TASK TO CARRY OUT:
Every record below is to be retyped exactly.
━━━━━━━━━━━━━━━━━━━━
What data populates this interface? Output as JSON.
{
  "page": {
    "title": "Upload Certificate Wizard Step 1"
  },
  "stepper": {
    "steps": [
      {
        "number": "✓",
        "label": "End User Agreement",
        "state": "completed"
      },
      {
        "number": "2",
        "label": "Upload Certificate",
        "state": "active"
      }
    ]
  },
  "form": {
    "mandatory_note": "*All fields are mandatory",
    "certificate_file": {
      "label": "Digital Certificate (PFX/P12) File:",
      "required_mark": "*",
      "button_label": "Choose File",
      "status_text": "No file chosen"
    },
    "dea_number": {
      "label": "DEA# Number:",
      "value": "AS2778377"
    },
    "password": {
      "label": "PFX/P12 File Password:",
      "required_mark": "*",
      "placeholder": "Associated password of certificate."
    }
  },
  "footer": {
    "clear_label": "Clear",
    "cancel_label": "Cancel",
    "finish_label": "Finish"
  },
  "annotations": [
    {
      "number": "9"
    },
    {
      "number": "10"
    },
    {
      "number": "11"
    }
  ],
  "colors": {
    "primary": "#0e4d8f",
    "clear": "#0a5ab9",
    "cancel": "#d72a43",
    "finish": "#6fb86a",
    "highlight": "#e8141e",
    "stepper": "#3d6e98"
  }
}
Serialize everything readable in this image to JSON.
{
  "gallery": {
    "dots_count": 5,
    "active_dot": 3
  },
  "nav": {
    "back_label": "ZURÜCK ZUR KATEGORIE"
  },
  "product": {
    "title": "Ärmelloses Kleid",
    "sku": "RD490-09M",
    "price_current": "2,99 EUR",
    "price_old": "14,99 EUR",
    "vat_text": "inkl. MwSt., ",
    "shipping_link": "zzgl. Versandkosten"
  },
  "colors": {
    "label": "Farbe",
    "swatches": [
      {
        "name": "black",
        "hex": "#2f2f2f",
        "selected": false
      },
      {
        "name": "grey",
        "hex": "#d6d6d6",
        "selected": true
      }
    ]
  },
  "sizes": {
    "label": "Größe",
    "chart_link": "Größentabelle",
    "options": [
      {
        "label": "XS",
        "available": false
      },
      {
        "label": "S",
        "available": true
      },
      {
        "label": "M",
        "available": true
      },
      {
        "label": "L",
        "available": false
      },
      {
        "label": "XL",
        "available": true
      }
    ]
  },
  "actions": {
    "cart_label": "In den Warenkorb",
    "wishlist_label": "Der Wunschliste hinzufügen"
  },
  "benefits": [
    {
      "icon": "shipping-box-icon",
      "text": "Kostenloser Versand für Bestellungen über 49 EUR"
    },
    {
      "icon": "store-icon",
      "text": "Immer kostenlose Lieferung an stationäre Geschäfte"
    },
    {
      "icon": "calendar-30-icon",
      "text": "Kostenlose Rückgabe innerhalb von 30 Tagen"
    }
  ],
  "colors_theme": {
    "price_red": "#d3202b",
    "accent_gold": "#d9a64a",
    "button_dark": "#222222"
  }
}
━━━━━━━━━━━━━━━━━━━━
SOLUTION TO THE PROBLEM:
What data populates this interface? Output as JSON.
{
  "page": {
    "title": "Upload Certificate Wizard Step 1"
  },
  "stepper": {
    "steps": [
      {
        "number": "✓",
        "label": "End User Agreement",
        "state": "completed"
      },
      {
        "number": "2",
        "label": "Upload Certificate",
        "state": "active"
      }
    ]
  },
  "form": {
    "mandatory_note": "*All fields are mandatory",
    "certificate_file": {
      "label": "Digital Certificate (PFX/P12) File:",
      "required_mark": "*",
      "button_label": "Choose File",
      "status_text": "No file chosen"
    },
    "dea_number": {
      "label": "DEA# Number:",
      "value": "AS2778377"
    },
    "password": {
      "label": "PFX/P12 File Password:",
      "required_mark": "*",
      "placeholder": "Associated password of certificate."
    }
  },
  "footer": {
    "clear_label": "Clear",
    "cancel_label": "Cancel",
    "finish_label": "Finish"
  },
  "annotations": [
    {
      "number": "9"
    },
    {
      "number": "10"
    },
    {
      "number": "11"
    }
  ],
  "colors": {
    "primary": "#0e4d8f",
    "clear": "#0a5ab9",
    "cancel": "#d72a43",
    "finish": "#6fb86a",
    "highlight": "#e8141e",
    "stepper": "#3d6e98"
  }
}
Serialize everything readable in this image to JSON.
{
  "gallery": {
    "dots_count": 5,
    "active_dot": 3
  },
  "nav": {
    "back_label": "ZURÜCK ZUR KATEGORIE"
  },
  "product": {
    "title": "Ärmelloses Kleid",
    "sku": "RD490-09M",
    "price_current": "2,99 EUR",
    "price_old": "14,99 EUR",
    "vat_text": "inkl. MwSt., ",
    "shipping_link": "zzgl. Versandkosten"
  },
  "colors": {
    "label": "Farbe",
    "swatches": [
      {
        "name": "black",
        "hex": "#2f2f2f",
        "selected": false
      },
      {
        "name": "grey",
        "hex": "#d6d6d6",
        "selected": true
      }
    ]
  },
  "sizes": {
    "label": "Größe",
    "chart_link": "Größentabelle",
    "options": [
      {
        "label": "XS",
        "available": false
      },
      {
        "label": "S",
        "available": true
      },
      {
        "label": "M",
        "available": true
      },
      {
        "label": "L",
        "available": false
      },
      {
        "label": "XL",
        "available": true
      }
    ]
  },
  "actions": {
    "cart_label": "In den Warenkorb",
    "wishlist_label": "Der Wunschliste hinzufügen"
  },
  "benefits": [
    {
      "icon": "shipping-box-icon",
      "text": "Kostenloser Versand für Bestellungen über 49 EUR"
    },
    {
      "icon": "store-icon",
      "text": "Immer kostenlose Lieferung an stationäre Geschäfte"
    },
    {
      "icon": "calendar-30-icon",
      "text": "Kostenlose Rückgabe innerhalb von 30 Tagen"
    }
  ],
  "colors_theme": {
    "price_red": "#d3202b",
    "accent_gold": "#d9a64a",
    "button_dark": "#222222"
  }
}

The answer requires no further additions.